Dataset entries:
★ ★ ★ ★ ★

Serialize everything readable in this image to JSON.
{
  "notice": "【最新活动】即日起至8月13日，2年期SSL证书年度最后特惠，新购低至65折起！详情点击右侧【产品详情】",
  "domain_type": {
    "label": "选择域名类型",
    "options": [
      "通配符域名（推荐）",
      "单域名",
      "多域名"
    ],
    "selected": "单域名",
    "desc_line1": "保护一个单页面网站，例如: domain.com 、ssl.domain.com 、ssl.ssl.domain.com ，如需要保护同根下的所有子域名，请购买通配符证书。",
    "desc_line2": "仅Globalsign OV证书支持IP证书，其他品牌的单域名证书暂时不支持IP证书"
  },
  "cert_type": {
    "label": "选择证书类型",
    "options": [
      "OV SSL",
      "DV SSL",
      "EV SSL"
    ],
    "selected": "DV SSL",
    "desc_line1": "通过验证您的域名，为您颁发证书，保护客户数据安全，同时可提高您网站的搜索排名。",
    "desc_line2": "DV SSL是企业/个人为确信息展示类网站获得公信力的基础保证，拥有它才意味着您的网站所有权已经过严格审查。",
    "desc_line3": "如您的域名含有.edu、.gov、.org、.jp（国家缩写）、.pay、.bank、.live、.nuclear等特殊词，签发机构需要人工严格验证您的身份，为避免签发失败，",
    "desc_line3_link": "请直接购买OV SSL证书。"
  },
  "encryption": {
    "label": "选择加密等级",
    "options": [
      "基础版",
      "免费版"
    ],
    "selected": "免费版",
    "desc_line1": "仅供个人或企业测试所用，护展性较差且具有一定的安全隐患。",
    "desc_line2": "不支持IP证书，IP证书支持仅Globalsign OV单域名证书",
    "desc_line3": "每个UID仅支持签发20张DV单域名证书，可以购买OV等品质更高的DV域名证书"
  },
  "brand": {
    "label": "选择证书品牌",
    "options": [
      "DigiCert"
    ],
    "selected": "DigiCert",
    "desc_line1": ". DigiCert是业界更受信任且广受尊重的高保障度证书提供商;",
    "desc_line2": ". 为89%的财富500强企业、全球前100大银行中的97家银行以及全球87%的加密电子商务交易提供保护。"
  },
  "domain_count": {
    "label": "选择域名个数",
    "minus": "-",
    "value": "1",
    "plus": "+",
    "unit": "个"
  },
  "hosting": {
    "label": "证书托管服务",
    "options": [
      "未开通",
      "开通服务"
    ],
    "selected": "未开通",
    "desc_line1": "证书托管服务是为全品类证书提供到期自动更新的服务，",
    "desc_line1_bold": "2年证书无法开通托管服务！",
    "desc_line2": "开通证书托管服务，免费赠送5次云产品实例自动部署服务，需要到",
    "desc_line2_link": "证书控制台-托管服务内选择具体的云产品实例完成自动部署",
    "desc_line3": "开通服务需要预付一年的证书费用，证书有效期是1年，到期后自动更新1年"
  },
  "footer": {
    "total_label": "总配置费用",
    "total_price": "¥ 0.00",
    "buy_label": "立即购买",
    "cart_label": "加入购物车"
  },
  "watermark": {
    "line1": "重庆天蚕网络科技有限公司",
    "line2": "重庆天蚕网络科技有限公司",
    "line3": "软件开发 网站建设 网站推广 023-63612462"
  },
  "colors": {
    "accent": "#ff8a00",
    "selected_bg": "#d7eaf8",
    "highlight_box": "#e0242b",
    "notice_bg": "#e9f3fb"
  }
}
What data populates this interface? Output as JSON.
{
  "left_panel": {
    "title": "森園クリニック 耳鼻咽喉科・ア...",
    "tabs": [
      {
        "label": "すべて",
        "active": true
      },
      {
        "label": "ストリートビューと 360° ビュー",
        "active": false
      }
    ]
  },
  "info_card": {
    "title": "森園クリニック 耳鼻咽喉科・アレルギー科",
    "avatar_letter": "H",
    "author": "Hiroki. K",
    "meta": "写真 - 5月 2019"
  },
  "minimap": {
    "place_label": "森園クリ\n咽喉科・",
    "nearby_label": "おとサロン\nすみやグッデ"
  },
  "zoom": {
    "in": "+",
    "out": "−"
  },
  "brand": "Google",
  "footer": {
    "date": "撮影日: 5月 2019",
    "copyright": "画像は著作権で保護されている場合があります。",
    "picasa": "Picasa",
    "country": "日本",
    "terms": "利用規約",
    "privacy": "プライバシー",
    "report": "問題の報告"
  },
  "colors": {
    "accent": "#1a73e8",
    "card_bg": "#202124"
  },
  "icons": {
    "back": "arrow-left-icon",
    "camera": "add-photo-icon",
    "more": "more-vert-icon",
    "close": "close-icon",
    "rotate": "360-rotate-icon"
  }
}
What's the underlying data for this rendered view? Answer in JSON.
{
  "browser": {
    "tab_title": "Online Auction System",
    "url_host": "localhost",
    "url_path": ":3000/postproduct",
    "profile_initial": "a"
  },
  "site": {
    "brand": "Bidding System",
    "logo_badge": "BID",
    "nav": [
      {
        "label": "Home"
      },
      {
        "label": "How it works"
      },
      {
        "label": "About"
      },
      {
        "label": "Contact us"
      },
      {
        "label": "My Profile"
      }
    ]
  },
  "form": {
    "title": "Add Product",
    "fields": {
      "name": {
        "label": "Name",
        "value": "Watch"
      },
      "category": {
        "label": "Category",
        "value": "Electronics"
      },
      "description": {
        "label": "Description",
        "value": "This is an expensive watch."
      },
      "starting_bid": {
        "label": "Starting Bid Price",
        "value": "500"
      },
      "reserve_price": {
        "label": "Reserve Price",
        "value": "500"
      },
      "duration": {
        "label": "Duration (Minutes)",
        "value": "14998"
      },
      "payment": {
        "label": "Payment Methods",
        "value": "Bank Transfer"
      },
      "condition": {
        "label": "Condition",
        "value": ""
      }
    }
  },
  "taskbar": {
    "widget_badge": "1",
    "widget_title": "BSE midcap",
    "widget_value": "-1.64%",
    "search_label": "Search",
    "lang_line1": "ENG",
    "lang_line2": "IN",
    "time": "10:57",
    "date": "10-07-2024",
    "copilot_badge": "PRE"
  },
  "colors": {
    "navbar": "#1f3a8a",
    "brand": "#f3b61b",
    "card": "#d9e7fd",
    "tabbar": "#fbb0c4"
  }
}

★ ★ ★ ★ ★

-- Directions for this task --
Retype the records above exactly.

-- Result for this task --
Serialize everything readable in this image to JSON.
{
  "notice": "【最新活动】即日起至8月13日，2年期SSL证书年度最后特惠，新购低至65折起！详情点击右侧【产品详情】",
  "domain_type": {
    "label": "选择域名类型",
    "options": [
      "通配符域名（推荐）",
      "单域名",
      "多域名"
    ],
    "selected": "单域名",
    "desc_line1": "保护一个单页面网站，例如: domain.com 、ssl.domain.com 、ssl.ssl.domain.com ，如需要保护同根下的所有子域名，请购买通配符证书。",
    "desc_line2": "仅Globalsign OV证书支持IP证书，其他品牌的单域名证书暂时不支持IP证书"
  },
  "cert_type": {
    "label": "选择证书类型",
    "options": [
      "OV SSL",
      "DV SSL",
      "EV SSL"
    ],
    "selected": "DV SSL",
    "desc_line1": "通过验证您的域名，为您颁发证书，保护客户数据安全，同时可提高您网站的搜索排名。",
    "desc_line2": "DV SSL是企业/个人为确信息展示类网站获得公信力的基础保证，拥有它才意味着您的网站所有权已经过严格审查。",
    "desc_line3": "如您的域名含有.edu、.gov、.org、.jp（国家缩写）、.pay、.bank、.live、.nuclear等特殊词，签发机构需要人工严格验证您的身份，为避免签发失败，",
    "desc_line3_link": "请直接购买OV SSL证书。"
  },
  "encryption": {
    "label": "选择加密等级",
    "options": [
      "基础版",
      "免费版"
    ],
    "selected": "免费版",
    "desc_line1": "仅供个人或企业测试所用，护展性较差且具有一定的安全隐患。",
    "desc_line2": "不支持IP证书，IP证书支持仅Globalsign OV单域名证书",
    "desc_line3": "每个UID仅支持签发20张DV单域名证书，可以购买OV等品质更高的DV域名证书"
  },
  "brand": {
    "label": "选择证书品牌",
    "options": [
      "DigiCert"
    ],
    "selected": "DigiCert",
    "desc_line1": ". DigiCert是业界更受信任且广受尊重的高保障度证书提供商;",
    "desc_line2": ". 为89%的财富500强企业、全球前100大银行中的97家银行以及全球87%的加密电子商务交易提供保护。"
  },
  "domain_count": {
    "label": "选择域名个数",
    "minus": "-",
    "value": "1",
    "plus": "+",
    "unit": "个"
  },
  "hosting": {
    "label": "证书托管服务",
    "options": [
      "未开通",
      "开通服务"
    ],
    "selected": "未开通",
    "desc_line1": "证书托管服务是为全品类证书提供到期自动更新的服务，",
    "desc_line1_bold": "2年证书无法开通托管服务！",
    "desc_line2": "开通证书托管服务，免费赠送5次云产品实例自动部署服务，需要到",
    "desc_line2_link": "证书控制台-托管服务内选择具体的云产品实例完成自动部署",
    "desc_line3": "开通服务需要预付一年的证书费用，证书有效期是1年，到期后自动更新1年"
  },
  "footer": {
    "total_label": "总配置费用",
    "total_price": "¥ 0.00",
    "buy_label": "立即购买",
    "cart_label": "加入购物车"
  },
  "watermark": {
    "line1": "重庆天蚕网络科技有限公司",
    "line2": "重庆天蚕网络科技有限公司",
    "line3": "软件开发 网站建设 网站推广 023-63612462"
  },
  "colors": {
    "accent": "#ff8a00",
    "selected_bg": "#d7eaf8",
    "highlight_box": "#e0242b",
    "notice_bg": "#e9f3fb"
  }
}
What data populates this interface? Output as JSON.
{
  "left_panel": {
    "title": "森園クリニック 耳鼻咽喉科・ア...",
    "tabs": [
      {
        "label": "すべて",
        "active": true
      },
      {
        "label": "ストリートビューと 360° ビュー",
        "active": false
      }
    ]
  },
  "info_card": {
    "title": "森園クリニック 耳鼻咽喉科・アレルギー科",
    "avatar_letter": "H",
    "author": "Hiroki. K",
    "meta": "写真 - 5月 2019"
  },
  "minimap": {
    "place_label": "森園クリ\n咽喉科・",
    "nearby_label": "おとサロン\nすみやグッデ"
  },
  "zoom": {
    "in": "+",
    "out": "−"
  },
  "brand": "Google",
  "footer": {
    "date": "撮影日: 5月 2019",
    "copyright": "画像は著作権で保護されている場合があります。",
    "picasa": "Picasa",
    "country": "日本",
    "terms": "利用規約",
    "privacy": "プライバシー",
    "report": "問題の報告"
  },
  "colors": {
    "accent": "#1a73e8",
    "card_bg": "#202124"
  },
  "icons": {
    "back": "arrow-left-icon",
    "camera": "add-photo-icon",
    "more": "more-vert-icon",
    "close": "close-icon",
    "rotate": "360-rotate-icon"
  }
}
What's the underlying data for this rendered view? Answer in JSON.
{
  "browser": {
    "tab_title": "Online Auction System",
    "url_host": "localhost",
    "url_path": ":3000/postproduct",
    "profile_initial": "a"
  },
  "site": {
    "brand": "Bidding System",
    "logo_badge": "BID",
    "nav": [
      {
        "label": "Home"
      },
      {
        "label": "How it works"
      },
      {
        "label": "About"
      },
      {
        "label": "Contact us"
      },
      {
        "label": "My Profile"
      }
    ]
  },
  "form": {
    "title": "Add Product",
    "fields": {
      "name": {
        "label": "Name",
        "value": "Watch"
      },
      "category": {
        "label": "Category",
        "value": "Electronics"
      },
      "description": {
        "label": "Description",
        "value": "This is an expensive watch."
      },
      "starting_bid": {
        "label": "Starting Bid Price",
        "value": "500"
      },
      "reserve_price": {
        "label": "Reserve Price",
        "value": "500"
      },
      "duration": {
        "label": "Duration (Minutes)",
        "value": "14998"
      },
      "payment": {
        "label": "Payment Methods",
        "value": "Bank Transfer"
      },
      "condition": {
        "label": "Condition",
        "value": ""
      }
    }
  },
  "taskbar": {
    "widget_badge": "1",
    "widget_title": "BSE midcap",
    "widget_value": "-1.64%",
    "search_label": "Search",
    "lang_line1": "ENG",
    "lang_line2": "IN",
    "time": "10:57",
    "date": "10-07-2024",
    "copilot_badge": "PRE"
  },
  "colors": {
    "navbar": "#1f3a8a",
    "brand": "#f3b61b",
    "card": "#d9e7fd",
    "tabbar": "#fbb0c4"
  }
}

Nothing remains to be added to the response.